__Written request__. What number of lines in the material contain the word "PDSI"? Give that number alone.

__Excerpted records__.
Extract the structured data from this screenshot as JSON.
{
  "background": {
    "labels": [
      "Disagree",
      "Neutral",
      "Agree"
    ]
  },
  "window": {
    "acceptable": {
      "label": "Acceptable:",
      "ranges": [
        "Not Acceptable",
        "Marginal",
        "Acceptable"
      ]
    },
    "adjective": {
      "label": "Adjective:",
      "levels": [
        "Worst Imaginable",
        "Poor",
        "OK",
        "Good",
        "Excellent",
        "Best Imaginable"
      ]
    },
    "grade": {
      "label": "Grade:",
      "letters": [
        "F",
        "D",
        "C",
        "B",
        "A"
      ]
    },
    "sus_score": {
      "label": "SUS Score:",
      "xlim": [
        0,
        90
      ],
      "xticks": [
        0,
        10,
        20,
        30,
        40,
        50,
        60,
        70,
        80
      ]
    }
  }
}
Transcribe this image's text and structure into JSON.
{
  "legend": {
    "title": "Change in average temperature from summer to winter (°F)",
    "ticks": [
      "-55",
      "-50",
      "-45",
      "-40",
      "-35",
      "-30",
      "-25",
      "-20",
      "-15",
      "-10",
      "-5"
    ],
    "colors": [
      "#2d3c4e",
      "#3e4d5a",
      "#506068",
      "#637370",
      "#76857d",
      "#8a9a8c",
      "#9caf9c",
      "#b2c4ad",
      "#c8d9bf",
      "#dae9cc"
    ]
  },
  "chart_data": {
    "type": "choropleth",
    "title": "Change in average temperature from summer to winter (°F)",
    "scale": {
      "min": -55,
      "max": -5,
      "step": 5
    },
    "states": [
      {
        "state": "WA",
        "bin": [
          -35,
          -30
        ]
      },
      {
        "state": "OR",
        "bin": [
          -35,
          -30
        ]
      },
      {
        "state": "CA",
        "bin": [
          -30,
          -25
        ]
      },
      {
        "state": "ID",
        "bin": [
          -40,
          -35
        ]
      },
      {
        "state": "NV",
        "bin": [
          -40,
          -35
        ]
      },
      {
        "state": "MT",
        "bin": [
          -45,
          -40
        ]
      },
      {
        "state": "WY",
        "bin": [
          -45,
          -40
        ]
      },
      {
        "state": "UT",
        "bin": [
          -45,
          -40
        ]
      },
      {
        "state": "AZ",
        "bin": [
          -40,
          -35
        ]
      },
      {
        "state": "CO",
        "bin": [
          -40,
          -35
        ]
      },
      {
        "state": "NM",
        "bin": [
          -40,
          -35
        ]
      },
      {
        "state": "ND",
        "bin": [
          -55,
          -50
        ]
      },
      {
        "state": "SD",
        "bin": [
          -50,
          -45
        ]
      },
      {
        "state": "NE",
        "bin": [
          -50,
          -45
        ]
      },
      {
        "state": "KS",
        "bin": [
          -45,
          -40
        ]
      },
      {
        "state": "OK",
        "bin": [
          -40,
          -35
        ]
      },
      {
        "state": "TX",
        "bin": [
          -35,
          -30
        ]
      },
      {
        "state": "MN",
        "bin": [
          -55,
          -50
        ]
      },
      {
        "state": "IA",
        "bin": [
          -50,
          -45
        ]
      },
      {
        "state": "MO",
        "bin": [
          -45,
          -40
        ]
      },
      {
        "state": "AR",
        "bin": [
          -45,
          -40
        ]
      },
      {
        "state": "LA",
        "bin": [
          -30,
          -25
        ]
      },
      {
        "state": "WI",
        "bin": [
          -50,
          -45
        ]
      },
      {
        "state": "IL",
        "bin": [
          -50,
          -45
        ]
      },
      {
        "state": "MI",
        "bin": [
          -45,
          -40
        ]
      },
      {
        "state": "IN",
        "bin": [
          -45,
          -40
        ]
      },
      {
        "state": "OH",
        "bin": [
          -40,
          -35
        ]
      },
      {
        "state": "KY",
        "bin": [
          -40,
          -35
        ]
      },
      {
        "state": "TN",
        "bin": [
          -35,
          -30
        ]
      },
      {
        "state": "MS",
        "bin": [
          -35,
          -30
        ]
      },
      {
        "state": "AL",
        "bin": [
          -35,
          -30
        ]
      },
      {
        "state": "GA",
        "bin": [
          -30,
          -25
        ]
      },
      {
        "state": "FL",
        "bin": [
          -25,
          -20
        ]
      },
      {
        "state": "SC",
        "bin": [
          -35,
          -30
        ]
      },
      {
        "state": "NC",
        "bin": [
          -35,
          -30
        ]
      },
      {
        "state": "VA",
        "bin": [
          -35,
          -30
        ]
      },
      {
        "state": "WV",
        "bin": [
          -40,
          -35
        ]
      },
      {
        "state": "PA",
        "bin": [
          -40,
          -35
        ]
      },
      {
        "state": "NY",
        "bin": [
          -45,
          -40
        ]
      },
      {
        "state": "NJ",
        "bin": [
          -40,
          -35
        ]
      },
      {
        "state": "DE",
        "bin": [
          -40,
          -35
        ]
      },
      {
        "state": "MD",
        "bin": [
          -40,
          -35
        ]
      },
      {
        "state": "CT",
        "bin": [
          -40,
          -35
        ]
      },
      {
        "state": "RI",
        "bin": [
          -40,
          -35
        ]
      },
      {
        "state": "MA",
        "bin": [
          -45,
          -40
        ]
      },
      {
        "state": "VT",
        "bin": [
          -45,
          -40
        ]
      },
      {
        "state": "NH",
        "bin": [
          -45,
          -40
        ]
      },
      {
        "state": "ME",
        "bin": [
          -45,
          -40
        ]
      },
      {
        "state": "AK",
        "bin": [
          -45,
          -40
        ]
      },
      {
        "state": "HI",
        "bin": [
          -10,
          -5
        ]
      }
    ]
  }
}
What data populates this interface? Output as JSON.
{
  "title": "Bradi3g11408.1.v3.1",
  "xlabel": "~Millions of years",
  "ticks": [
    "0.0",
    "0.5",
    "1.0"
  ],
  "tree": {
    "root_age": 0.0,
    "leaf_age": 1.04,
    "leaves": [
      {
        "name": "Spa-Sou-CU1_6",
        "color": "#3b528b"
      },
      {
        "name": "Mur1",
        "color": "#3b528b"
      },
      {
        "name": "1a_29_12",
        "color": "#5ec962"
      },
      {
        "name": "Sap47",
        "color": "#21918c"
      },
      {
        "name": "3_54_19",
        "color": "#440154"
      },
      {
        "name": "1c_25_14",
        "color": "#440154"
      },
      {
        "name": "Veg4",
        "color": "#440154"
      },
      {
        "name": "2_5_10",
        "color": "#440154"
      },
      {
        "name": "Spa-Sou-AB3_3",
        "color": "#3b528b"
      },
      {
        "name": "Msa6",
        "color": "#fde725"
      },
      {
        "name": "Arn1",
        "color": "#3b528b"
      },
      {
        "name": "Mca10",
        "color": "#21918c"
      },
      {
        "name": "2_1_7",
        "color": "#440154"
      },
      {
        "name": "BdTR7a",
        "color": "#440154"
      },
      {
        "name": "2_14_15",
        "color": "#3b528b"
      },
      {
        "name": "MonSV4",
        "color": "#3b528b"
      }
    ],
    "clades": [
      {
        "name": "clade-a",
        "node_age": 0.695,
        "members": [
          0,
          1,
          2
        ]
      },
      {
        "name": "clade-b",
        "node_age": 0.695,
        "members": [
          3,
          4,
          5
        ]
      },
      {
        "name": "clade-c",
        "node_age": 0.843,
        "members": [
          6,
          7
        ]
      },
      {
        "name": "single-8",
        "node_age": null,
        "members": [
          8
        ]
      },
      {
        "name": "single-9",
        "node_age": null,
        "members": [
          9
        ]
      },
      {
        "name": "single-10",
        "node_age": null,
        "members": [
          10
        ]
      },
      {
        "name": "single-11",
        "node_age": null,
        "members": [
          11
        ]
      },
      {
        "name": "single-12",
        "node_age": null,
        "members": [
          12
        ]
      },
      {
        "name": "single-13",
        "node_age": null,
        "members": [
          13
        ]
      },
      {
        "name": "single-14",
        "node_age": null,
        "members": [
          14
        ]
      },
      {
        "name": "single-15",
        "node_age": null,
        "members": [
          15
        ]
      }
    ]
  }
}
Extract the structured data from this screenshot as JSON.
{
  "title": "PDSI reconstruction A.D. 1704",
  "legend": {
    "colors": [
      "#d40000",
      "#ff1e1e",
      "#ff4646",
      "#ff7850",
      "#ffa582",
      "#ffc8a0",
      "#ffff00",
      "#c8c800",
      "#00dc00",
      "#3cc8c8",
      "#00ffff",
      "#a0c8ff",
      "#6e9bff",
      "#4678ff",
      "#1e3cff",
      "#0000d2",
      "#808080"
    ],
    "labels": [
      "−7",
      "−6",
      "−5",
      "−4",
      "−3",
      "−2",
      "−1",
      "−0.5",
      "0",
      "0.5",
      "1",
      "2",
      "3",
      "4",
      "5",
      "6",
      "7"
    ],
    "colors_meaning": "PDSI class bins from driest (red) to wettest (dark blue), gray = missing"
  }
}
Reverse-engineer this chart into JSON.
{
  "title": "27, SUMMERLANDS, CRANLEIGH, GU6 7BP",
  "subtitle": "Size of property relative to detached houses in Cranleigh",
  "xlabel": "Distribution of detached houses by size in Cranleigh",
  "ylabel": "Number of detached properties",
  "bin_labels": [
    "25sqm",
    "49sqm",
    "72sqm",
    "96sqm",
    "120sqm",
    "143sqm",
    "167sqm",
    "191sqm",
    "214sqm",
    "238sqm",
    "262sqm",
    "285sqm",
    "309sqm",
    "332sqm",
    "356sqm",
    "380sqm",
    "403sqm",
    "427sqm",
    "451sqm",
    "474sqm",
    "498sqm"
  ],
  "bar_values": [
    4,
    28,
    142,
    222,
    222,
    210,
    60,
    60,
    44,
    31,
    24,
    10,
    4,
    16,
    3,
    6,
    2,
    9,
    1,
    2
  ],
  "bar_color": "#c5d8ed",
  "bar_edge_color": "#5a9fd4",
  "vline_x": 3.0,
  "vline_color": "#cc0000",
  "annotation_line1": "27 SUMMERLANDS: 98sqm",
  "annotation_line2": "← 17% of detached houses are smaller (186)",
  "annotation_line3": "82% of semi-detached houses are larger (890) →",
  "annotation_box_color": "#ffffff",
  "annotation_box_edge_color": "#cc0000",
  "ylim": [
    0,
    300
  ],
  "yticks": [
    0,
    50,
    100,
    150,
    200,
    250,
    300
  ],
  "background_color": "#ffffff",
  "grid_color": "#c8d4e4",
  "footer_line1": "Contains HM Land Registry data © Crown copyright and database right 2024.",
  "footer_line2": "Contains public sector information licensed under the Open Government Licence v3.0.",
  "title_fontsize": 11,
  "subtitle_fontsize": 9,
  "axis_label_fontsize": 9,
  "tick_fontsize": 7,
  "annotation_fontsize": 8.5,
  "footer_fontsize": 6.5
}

__Response below__. 2